— START OF Record set —

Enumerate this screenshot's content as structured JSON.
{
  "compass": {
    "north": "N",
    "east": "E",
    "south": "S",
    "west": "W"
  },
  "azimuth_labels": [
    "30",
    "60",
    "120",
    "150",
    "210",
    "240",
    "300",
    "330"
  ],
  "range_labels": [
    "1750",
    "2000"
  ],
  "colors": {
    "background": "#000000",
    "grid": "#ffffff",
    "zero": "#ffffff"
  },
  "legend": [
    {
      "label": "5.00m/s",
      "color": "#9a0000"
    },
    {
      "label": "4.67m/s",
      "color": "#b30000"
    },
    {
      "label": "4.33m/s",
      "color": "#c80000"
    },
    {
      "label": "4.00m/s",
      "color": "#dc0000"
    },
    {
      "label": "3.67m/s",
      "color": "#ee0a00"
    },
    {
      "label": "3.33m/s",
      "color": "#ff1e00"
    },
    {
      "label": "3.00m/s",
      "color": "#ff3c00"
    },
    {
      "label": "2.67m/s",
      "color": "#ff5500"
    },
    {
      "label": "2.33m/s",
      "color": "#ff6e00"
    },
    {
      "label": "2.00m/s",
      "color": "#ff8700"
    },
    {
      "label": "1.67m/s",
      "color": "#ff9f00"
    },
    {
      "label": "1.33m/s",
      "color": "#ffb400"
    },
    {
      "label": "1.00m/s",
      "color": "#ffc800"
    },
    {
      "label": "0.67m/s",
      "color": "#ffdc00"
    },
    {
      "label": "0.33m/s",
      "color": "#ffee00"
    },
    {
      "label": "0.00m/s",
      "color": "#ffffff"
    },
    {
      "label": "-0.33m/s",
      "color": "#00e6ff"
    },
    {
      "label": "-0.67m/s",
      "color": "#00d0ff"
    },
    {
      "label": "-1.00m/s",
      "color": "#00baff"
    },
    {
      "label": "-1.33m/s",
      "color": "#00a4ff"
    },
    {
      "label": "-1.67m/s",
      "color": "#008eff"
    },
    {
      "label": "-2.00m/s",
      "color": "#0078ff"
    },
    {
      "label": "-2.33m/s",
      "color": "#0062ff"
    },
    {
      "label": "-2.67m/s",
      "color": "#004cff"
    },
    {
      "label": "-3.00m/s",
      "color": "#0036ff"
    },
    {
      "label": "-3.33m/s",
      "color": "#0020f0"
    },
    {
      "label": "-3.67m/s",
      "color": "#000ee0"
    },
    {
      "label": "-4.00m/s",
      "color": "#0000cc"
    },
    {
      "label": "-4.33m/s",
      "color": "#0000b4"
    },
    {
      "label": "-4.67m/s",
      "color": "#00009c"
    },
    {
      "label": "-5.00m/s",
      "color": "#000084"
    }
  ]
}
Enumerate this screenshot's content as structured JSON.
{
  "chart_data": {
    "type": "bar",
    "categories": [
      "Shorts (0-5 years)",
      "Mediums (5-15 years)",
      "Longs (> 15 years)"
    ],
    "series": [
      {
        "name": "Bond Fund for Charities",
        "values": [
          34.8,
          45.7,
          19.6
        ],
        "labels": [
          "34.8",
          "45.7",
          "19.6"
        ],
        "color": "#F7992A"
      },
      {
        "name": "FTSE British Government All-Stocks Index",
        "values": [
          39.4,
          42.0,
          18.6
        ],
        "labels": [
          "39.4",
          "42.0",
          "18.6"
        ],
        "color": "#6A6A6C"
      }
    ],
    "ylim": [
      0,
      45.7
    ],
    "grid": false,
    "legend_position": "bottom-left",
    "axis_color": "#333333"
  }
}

— END OF Record set —

Set problem>
Count each line above in which the string "name" appears, then state only the total.

Task response>
2